— begin Supplied information —

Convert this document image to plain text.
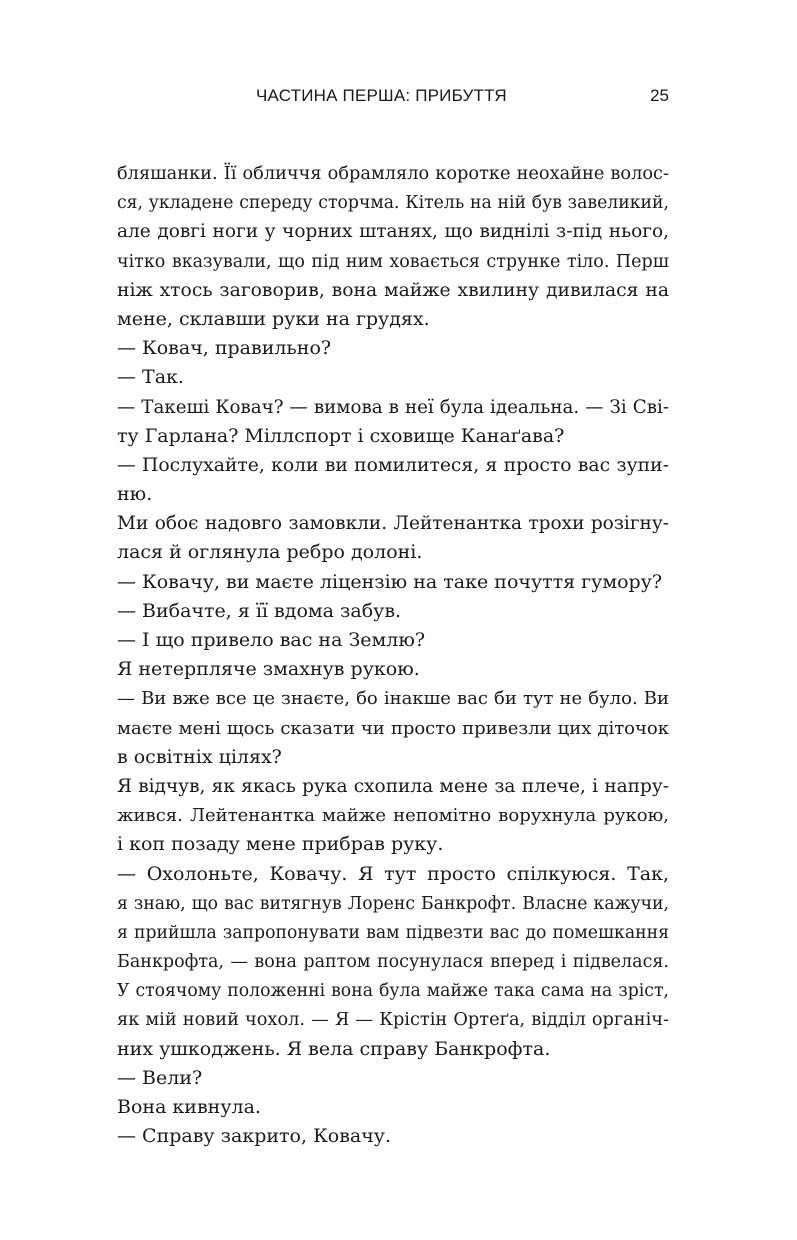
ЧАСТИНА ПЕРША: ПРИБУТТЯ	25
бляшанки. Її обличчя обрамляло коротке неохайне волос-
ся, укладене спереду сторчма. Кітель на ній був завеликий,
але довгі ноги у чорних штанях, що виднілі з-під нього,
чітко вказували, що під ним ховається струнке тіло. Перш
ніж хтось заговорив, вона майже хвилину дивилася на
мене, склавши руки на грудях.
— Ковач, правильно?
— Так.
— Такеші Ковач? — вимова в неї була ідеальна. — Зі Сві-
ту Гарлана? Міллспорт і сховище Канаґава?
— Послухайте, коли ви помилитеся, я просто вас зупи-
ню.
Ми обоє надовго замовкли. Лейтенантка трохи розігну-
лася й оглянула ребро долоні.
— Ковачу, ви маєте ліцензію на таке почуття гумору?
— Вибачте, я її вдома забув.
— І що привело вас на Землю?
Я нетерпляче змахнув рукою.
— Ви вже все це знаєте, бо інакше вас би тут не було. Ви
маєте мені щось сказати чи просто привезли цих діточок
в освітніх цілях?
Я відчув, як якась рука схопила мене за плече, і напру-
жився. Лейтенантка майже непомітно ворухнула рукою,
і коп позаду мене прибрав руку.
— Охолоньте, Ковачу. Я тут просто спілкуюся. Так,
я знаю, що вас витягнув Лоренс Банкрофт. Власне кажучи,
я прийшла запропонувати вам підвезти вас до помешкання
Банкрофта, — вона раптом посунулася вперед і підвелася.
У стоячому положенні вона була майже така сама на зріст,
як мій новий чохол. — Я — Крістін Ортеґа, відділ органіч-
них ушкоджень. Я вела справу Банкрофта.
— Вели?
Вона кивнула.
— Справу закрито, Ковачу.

— end Supplied information —
— begin Supplied information —

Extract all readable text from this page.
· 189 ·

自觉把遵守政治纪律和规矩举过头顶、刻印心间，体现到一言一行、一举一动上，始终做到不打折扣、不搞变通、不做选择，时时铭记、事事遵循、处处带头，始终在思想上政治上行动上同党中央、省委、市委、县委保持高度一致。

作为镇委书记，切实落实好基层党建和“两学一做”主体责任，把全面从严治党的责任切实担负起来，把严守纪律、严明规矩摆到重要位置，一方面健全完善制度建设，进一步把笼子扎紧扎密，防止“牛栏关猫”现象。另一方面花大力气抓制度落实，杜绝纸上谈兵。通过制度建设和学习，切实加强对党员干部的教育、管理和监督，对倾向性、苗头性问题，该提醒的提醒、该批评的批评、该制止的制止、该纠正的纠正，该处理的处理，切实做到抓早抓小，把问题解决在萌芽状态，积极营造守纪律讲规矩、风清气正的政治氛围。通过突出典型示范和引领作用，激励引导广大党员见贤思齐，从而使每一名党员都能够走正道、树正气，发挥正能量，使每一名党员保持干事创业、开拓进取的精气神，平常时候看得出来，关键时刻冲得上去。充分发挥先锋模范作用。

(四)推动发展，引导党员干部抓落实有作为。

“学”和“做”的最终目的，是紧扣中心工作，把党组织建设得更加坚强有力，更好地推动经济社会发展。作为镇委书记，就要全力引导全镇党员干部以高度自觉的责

— end Supplied information —
— begin Supplied information —

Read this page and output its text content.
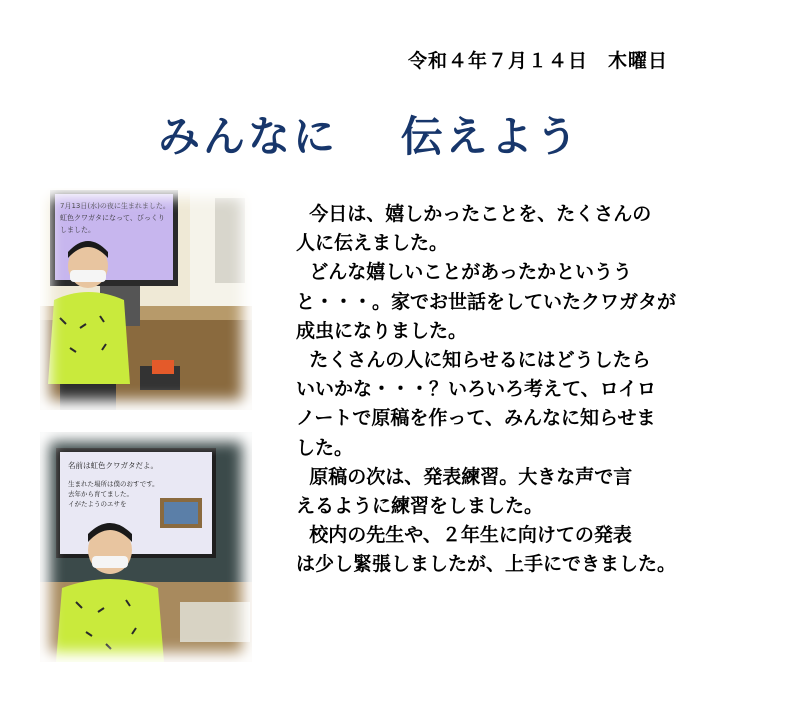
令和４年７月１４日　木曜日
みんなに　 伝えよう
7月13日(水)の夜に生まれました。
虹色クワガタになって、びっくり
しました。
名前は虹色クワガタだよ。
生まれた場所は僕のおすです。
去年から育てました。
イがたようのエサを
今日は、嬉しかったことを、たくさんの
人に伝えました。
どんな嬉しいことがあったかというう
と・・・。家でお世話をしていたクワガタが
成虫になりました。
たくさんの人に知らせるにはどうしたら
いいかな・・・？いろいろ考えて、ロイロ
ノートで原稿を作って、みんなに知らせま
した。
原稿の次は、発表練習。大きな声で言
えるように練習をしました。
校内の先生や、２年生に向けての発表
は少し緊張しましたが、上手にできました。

— end Supplied information —

— Work instructions —
Find all lines where the word "Ковачу" appears. Copy them.

— Exercise result —
— Ковачу, ви маєте ліцензію на таке почуття гумору?
— Охолоньте, Ковачу. Я тут просто спілкуюся. Так,
— Справу закрито, Ковачу.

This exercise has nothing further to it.